Dataset items
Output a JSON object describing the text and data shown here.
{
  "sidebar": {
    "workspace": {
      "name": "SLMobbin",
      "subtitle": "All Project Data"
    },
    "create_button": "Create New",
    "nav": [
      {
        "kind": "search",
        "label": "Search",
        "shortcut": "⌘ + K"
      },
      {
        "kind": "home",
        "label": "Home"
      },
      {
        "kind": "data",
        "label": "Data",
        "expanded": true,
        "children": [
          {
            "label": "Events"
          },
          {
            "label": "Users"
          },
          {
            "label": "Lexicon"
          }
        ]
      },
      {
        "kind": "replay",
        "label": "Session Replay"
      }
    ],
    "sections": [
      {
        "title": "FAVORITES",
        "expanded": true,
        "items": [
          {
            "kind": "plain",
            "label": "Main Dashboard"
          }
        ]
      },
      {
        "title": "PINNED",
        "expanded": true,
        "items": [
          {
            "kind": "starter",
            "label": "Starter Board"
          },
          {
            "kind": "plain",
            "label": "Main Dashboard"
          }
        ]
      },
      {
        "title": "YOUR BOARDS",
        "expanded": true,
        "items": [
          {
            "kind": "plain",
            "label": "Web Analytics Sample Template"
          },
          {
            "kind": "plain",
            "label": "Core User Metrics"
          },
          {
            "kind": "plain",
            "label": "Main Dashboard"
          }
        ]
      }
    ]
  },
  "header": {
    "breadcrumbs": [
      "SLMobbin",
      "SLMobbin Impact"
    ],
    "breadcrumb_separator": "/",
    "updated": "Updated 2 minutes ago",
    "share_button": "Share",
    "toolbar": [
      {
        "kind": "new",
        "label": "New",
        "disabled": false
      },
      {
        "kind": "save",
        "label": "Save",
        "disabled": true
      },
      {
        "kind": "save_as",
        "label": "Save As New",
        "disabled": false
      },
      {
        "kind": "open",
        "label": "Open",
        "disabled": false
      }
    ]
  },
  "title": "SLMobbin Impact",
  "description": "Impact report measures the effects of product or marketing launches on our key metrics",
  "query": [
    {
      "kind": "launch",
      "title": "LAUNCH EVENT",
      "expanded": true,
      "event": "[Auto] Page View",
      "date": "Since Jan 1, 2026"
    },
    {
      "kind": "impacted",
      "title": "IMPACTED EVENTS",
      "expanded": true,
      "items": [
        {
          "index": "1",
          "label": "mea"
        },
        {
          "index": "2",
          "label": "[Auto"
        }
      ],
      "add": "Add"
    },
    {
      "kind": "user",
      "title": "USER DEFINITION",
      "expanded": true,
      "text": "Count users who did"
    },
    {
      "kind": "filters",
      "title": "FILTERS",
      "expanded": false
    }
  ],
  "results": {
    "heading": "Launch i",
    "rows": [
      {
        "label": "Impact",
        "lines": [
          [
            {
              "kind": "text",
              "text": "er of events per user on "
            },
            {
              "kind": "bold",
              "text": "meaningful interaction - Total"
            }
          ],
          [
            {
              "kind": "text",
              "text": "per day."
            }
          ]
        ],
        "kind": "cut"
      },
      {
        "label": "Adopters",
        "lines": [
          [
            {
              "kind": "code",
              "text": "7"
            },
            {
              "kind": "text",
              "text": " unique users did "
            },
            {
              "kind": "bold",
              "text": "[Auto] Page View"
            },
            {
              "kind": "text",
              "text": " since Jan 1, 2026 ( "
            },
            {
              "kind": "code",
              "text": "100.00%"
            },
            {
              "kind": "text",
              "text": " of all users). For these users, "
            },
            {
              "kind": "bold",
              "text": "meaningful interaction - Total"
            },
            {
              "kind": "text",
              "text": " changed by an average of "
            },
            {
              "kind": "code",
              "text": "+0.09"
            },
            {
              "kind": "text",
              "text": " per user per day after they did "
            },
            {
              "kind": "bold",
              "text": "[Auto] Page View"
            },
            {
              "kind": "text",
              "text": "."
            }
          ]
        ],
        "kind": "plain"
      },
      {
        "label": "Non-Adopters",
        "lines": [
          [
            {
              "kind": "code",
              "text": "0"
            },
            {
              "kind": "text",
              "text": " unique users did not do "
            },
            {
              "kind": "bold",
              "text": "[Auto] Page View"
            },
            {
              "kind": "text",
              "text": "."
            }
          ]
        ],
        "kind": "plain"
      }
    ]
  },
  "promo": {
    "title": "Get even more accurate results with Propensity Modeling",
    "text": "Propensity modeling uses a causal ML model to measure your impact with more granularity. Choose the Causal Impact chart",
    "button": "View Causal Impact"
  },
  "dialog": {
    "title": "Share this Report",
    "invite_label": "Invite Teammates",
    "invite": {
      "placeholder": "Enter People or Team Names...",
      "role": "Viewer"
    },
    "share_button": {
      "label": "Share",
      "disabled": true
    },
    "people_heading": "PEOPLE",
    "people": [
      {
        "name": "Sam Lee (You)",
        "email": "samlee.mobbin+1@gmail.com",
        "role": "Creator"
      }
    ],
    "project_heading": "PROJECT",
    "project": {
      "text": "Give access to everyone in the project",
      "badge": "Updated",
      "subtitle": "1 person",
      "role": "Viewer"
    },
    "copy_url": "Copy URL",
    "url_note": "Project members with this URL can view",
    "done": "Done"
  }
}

Stated problem — Each line in the material above must be retyped without alteration.

Answer —
Output a JSON object describing the text and data shown here.
{
  "sidebar": {
    "workspace": {
      "name": "SLMobbin",
      "subtitle": "All Project Data"
    },
    "create_button": "Create New",
    "nav": [
      {
        "kind": "search",
        "label": "Search",
        "shortcut": "⌘ + K"
      },
      {
        "kind": "home",
        "label": "Home"
      },
      {
        "kind": "data",
        "label": "Data",
        "expanded": true,
        "children": [
          {
            "label": "Events"
          },
          {
            "label": "Users"
          },
          {
            "label": "Lexicon"
          }
        ]
      },
      {
        "kind": "replay",
        "label": "Session Replay"
      }
    ],
    "sections": [
      {
        "title": "FAVORITES",
        "expanded": true,
        "items": [
          {
            "kind": "plain",
            "label": "Main Dashboard"
          }
        ]
      },
      {
        "title": "PINNED",
        "expanded": true,
        "items": [
          {
            "kind": "starter",
            "label": "Starter Board"
          },
          {
            "kind": "plain",
            "label": "Main Dashboard"
          }
        ]
      },
      {
        "title": "YOUR BOARDS",
        "expanded": true,
        "items": [
          {
            "kind": "plain",
            "label": "Web Analytics Sample Template"
          },
          {
            "kind": "plain",
            "label": "Core User Metrics"
          },
          {
            "kind": "plain",
            "label": "Main Dashboard"
          }
        ]
      }
    ]
  },
  "header": {
    "breadcrumbs": [
      "SLMobbin",
      "SLMobbin Impact"
    ],
    "breadcrumb_separator": "/",
    "updated": "Updated 2 minutes ago",
    "share_button": "Share",
    "toolbar": [
      {
        "kind": "new",
        "label": "New",
        "disabled": false
      },
      {
        "kind": "save",
        "label": "Save",
        "disabled": true
      },
      {
        "kind": "save_as",
        "label": "Save As New",
        "disabled": false
      },
      {
        "kind": "open",
        "label": "Open",
        "disabled": false
      }
    ]
  },
  "title": "SLMobbin Impact",
  "description": "Impact report measures the effects of product or marketing launches on our key metrics",
  "query": [
    {
      "kind": "launch",
      "title": "LAUNCH EVENT",
      "expanded": true,
      "event": "[Auto] Page View",
      "date": "Since Jan 1, 2026"
    },
    {
      "kind": "impacted",
      "title": "IMPACTED EVENTS",
      "expanded": true,
      "items": [
        {
          "index": "1",
          "label": "mea"
        },
        {
          "index": "2",
          "label": "[Auto"
        }
      ],
      "add": "Add"
    },
    {
      "kind": "user",
      "title": "USER DEFINITION",
      "expanded": true,
      "text": "Count users who did"
    },
    {
      "kind": "filters",
      "title": "FILTERS",
      "expanded": false
    }
  ],
  "results": {
    "heading": "Launch i",
    "rows": [
      {
        "label": "Impact",
        "lines": [
          [
            {
              "kind": "text",
              "text": "er of events per user on "
            },
            {
              "kind": "bold",
              "text": "meaningful interaction - Total"
            }
          ],
          [
            {
              "kind": "text",
              "text": "per day."
            }
          ]
        ],
        "kind": "cut"
      },
      {
        "label": "Adopters",
        "lines": [
          [
            {
              "kind": "code",
              "text": "7"
            },
            {
              "kind": "text",
              "text": " unique users did "
            },
            {
              "kind": "bold",
              "text": "[Auto] Page View"
            },
            {
              "kind": "text",
              "text": " since Jan 1, 2026 ( "
            },
            {
              "kind": "code",
              "text": "100.00%"
            },
            {
              "kind": "text",
              "text": " of all users). For these users, "
            },
            {
              "kind": "bold",
              "text": "meaningful interaction - Total"
            },
            {
              "kind": "text",
              "text": " changed by an average of "
            },
            {
              "kind": "code",
              "text": "+0.09"
            },
            {
              "kind": "text",
              "text": " per user per day after they did "
            },
            {
              "kind": "bold",
              "text": "[Auto] Page View"
            },
            {
              "kind": "text",
              "text": "."
            }
          ]
        ],
        "kind": "plain"
      },
      {
        "label": "Non-Adopters",
        "lines": [
          [
            {
              "kind": "code",
              "text": "0"
            },
            {
              "kind": "text",
              "text": " unique users did not do "
            },
            {
              "kind": "bold",
              "text": "[Auto] Page View"
            },
            {
              "kind": "text",
              "text": "."
            }
          ]
        ],
        "kind": "plain"
      }
    ]
  },
  "promo": {
    "title": "Get even more accurate results with Propensity Modeling",
    "text": "Propensity modeling uses a causal ML model to measure your impact with more granularity. Choose the Causal Impact chart",
    "button": "View Causal Impact"
  },
  "dialog": {
    "title": "Share this Report",
    "invite_label": "Invite Teammates",
    "invite": {
      "placeholder": "Enter People or Team Names...",
      "role": "Viewer"
    },
    "share_button": {
      "label": "Share",
      "disabled": true
    },
    "people_heading": "PEOPLE",
    "people": [
      {
        "name": "Sam Lee (You)",
        "email": "samlee.mobbin+1@gmail.com",
        "role": "Creator"
      }
    ],
    "project_heading": "PROJECT",
    "project": {
      "text": "Give access to everyone in the project",
      "badge": "Updated",
      "subtitle": "1 person",
      "role": "Viewer"
    },
    "copy_url": "Copy URL",
    "url_note": "Project members with this URL can view",
    "done": "Done"
  }
}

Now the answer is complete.